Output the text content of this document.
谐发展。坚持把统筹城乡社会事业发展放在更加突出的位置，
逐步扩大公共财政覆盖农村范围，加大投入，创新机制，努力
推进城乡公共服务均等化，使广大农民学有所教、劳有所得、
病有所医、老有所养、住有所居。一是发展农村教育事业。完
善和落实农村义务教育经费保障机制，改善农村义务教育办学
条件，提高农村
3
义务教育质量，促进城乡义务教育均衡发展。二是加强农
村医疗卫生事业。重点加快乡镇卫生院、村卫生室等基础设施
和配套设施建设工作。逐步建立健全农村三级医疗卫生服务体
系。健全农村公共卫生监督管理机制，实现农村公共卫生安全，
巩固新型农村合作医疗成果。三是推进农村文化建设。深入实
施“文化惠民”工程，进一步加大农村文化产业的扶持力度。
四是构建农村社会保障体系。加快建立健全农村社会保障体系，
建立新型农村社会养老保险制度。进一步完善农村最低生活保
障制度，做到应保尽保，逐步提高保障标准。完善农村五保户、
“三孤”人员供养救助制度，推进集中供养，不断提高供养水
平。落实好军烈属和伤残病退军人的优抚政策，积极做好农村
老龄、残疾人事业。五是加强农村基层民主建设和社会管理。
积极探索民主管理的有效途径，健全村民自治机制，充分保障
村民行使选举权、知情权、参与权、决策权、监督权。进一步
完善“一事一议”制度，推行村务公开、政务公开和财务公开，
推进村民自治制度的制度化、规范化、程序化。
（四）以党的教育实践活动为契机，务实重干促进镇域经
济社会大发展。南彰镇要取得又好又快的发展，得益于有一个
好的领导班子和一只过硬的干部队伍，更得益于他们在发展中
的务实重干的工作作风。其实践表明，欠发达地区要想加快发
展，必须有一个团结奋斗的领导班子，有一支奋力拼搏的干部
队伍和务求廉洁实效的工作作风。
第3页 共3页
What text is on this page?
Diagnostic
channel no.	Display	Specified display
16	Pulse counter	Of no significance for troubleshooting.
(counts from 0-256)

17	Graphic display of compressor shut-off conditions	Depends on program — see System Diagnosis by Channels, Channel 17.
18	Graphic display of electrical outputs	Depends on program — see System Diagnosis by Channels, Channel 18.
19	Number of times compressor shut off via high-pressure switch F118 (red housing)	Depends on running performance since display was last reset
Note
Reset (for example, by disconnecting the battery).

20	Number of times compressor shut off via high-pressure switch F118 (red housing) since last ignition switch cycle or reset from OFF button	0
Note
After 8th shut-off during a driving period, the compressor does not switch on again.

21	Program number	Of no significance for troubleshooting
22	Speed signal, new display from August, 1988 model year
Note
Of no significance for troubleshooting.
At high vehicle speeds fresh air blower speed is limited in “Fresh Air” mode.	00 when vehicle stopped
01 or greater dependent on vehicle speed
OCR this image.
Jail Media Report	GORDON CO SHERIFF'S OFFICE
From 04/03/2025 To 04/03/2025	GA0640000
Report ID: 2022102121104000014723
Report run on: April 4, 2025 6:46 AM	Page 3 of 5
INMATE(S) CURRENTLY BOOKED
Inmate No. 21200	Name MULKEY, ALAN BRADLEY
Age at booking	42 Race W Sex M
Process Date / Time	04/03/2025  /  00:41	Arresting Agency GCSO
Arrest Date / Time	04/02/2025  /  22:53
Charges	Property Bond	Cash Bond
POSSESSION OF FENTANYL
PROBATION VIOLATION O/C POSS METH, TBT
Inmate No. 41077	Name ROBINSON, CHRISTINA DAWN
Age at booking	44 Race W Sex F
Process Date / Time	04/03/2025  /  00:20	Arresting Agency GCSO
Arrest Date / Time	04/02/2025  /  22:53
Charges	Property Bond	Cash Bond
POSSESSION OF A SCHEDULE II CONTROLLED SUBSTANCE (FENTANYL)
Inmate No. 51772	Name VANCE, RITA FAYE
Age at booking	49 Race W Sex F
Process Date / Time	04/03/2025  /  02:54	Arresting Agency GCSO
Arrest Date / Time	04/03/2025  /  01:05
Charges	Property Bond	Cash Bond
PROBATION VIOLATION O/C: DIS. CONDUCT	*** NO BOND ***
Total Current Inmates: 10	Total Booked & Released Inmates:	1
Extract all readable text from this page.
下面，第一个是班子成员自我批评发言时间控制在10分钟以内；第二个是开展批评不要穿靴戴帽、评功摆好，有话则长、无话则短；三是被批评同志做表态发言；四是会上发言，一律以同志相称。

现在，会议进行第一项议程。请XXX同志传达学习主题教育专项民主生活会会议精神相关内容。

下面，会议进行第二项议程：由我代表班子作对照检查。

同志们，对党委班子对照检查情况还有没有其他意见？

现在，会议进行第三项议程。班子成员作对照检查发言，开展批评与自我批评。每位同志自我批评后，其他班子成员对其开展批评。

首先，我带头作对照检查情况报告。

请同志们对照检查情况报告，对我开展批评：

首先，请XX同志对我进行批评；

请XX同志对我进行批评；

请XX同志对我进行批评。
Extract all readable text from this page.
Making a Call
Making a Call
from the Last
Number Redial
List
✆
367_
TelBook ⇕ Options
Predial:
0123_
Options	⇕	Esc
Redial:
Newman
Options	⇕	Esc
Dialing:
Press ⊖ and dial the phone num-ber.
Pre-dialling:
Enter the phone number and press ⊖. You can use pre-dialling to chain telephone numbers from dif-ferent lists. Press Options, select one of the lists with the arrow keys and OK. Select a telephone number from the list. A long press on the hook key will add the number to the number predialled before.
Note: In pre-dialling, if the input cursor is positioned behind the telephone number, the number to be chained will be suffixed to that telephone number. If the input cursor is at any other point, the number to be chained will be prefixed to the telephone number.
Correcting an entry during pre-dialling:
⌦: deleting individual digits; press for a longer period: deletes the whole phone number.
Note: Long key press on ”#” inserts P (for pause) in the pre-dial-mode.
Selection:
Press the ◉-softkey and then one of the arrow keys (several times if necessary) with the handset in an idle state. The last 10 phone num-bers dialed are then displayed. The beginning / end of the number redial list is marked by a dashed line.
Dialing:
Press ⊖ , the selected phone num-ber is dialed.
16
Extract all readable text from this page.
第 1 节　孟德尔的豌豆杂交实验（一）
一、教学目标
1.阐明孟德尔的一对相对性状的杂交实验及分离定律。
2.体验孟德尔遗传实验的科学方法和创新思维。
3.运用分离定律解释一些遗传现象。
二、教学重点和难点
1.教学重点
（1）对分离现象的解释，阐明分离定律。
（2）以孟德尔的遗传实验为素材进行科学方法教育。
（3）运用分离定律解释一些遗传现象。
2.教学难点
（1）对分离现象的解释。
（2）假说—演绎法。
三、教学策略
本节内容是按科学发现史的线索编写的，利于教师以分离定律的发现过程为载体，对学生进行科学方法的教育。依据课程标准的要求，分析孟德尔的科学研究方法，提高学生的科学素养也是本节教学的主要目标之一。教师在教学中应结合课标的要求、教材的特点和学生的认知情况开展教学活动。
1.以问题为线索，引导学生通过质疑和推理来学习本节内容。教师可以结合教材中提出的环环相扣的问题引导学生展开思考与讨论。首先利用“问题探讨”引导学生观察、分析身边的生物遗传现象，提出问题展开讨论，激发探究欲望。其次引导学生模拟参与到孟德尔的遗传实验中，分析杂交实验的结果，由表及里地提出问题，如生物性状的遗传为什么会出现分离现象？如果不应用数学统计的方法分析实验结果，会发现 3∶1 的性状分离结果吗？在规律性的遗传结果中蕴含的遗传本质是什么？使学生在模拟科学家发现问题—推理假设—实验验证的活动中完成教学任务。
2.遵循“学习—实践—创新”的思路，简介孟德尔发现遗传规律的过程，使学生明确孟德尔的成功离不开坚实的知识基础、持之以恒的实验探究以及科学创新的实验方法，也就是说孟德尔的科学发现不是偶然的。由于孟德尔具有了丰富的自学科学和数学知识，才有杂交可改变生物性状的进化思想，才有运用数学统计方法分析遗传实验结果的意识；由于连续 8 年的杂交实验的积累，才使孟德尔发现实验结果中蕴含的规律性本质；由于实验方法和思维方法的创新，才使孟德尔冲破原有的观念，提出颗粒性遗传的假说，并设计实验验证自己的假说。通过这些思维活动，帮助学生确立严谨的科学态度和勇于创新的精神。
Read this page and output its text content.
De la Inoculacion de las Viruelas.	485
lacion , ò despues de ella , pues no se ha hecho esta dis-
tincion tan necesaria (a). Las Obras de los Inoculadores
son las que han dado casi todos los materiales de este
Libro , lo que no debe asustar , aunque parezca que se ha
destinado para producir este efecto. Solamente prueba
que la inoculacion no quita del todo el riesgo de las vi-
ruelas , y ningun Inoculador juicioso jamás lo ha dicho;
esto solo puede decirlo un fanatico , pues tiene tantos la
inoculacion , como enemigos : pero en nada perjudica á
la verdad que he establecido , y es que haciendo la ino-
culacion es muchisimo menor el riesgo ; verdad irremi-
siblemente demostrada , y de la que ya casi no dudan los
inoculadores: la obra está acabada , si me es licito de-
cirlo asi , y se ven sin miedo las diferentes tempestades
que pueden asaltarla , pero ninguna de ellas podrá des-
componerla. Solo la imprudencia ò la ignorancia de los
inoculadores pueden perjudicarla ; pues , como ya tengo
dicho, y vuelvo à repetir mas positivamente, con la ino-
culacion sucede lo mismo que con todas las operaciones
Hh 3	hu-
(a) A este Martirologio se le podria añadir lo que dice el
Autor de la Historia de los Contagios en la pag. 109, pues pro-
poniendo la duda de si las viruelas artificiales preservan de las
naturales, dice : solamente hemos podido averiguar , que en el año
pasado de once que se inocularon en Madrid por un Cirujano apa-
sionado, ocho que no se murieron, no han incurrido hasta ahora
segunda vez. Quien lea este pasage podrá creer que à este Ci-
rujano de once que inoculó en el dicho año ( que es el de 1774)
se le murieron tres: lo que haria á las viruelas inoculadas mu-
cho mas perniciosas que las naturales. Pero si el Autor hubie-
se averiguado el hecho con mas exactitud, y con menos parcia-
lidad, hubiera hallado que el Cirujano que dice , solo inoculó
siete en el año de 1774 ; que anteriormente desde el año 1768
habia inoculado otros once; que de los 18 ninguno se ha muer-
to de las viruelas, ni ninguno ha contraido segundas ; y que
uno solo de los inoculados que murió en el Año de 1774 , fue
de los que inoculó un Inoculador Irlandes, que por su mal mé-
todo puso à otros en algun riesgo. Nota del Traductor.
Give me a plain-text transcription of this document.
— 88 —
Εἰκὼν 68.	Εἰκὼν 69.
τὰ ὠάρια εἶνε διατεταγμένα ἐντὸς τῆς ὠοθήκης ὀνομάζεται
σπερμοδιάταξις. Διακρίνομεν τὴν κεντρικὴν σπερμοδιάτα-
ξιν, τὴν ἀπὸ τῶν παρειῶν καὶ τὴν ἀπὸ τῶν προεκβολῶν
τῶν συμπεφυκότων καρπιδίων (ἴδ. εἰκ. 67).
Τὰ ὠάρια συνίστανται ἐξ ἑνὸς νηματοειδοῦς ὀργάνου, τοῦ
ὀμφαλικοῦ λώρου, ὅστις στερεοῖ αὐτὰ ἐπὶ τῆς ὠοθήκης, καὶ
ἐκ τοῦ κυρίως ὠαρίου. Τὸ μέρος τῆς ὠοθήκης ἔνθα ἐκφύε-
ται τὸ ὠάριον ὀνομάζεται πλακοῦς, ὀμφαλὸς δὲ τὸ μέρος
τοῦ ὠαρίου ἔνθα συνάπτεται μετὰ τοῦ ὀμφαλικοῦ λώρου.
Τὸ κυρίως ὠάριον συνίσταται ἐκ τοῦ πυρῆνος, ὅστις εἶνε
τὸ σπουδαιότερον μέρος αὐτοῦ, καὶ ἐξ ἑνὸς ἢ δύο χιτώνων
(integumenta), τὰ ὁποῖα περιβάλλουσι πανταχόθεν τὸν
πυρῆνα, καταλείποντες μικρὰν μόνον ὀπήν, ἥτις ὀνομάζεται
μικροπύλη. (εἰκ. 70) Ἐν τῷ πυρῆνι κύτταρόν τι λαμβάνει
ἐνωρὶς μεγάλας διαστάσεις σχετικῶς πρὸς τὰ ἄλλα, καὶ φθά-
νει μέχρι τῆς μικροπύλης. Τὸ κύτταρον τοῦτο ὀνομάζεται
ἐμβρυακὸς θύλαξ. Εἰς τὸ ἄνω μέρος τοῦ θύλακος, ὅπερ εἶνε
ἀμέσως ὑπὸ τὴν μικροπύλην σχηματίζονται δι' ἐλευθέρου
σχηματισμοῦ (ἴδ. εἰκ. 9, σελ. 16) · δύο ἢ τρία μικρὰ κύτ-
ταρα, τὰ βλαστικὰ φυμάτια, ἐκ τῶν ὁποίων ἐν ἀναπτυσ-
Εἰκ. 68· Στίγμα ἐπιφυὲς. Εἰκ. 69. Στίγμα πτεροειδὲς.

What needs to be done: Give the number of lines in the material above that have the word "significance" in them, and nothing more.

The reply: 3